Directions
All lines featuring the string "label" are to be listed.

Exercise inputs
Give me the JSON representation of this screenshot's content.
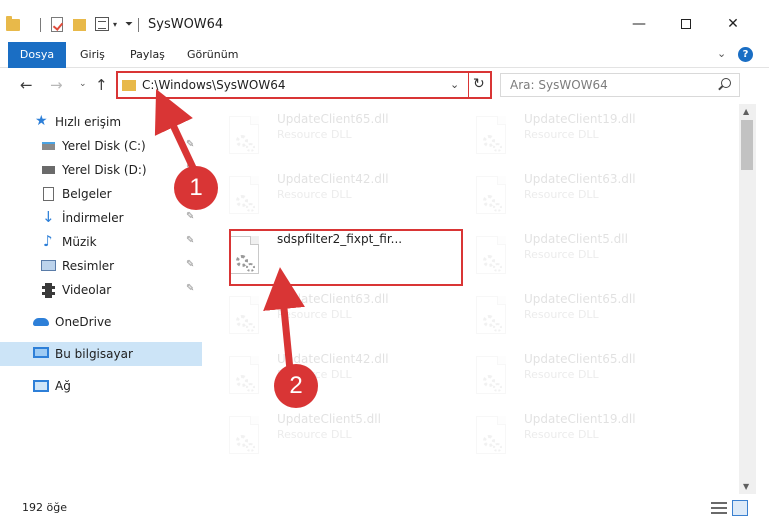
{
  "window": {
    "title": "SysWOW64",
    "minimize": "—",
    "close": "✕"
  },
  "ribbon": {
    "tabs": [
      "Dosya",
      "Giriş",
      "Paylaş",
      "Görünüm"
    ],
    "help": "?"
  },
  "nav": {
    "back": "←",
    "forward": "→",
    "up": "↑",
    "address": "C:\\Windows\\SysWOW64",
    "refresh": "↻",
    "search_placeholder": "Ara: SysWOW64"
  },
  "sidebar": {
    "items": [
      {
        "label": "Hızlı erişim",
        "icon": "star-icon",
        "pinned": false
      },
      {
        "label": "Yerel Disk (C:)",
        "icon": "drive-icon",
        "pinned": true
      },
      {
        "label": "Yerel Disk (D:)",
        "icon": "drive-icon",
        "pinned": true
      },
      {
        "label": "Belgeler",
        "icon": "document-icon",
        "pinned": true
      },
      {
        "label": "İndirmeler",
        "icon": "download-icon",
        "pinned": true
      },
      {
        "label": "Müzik",
        "icon": "music-icon",
        "pinned": true
      },
      {
        "label": "Resimler",
        "icon": "pictures-icon",
        "pinned": true
      },
      {
        "label": "Videolar",
        "icon": "video-icon",
        "pinned": true
      },
      {
        "label": "OneDrive",
        "icon": "cloud-icon",
        "pinned": false
      },
      {
        "label": "Bu bilgisayar",
        "icon": "computer-icon",
        "pinned": false,
        "selected": true
      },
      {
        "label": "Ağ",
        "icon": "network-icon",
        "pinned": false
      }
    ]
  },
  "files": [
    {
      "name": "UpdateClient65.dll",
      "desc": "Resource DLL",
      "faded": true
    },
    {
      "name": "UpdateClient19.dll",
      "desc": "Resource DLL",
      "faded": true
    },
    {
      "name": "UpdateClient42.dll",
      "desc": "Resource DLL",
      "faded": true
    },
    {
      "name": "UpdateClient63.dll",
      "desc": "Resource DLL",
      "faded": true
    },
    {
      "name": "sdspfilter2_fixpt_fir...",
      "desc": "",
      "faded": false
    },
    {
      "name": "UpdateClient5.dll",
      "desc": "Resource DLL",
      "faded": true
    },
    {
      "name": "UpdateClient63.dll",
      "desc": "Resource DLL",
      "faded": true
    },
    {
      "name": "UpdateClient65.dll",
      "desc": "Resource DLL",
      "faded": true
    },
    {
      "name": "UpdateClient42.dll",
      "desc": "Resource DLL",
      "faded": true
    },
    {
      "name": "UpdateClient65.dll",
      "desc": "Resource DLL",
      "faded": true
    },
    {
      "name": "UpdateClient5.dll",
      "desc": "Resource DLL",
      "faded": true
    },
    {
      "name": "UpdateClient19.dll",
      "desc": "Resource DLL",
      "faded": true
    }
  ],
  "status": {
    "count": "192 öğe"
  },
  "annotations": {
    "step1": "1",
    "step2": "2",
    "color": "#d93535"
  }
}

Written response
        "label": "Hızlı erişim",
        "label": "Yerel Disk (C:)",
        "label": "Yerel Disk (D:)",
        "label": "Belgeler",
        "label": "İndirmeler",
        "label": "Müzik",
        "label": "Resimler",
        "label": "Videolar",
        "label": "OneDrive",
        "label": "Bu bilgisayar",
        "label": "Ağ",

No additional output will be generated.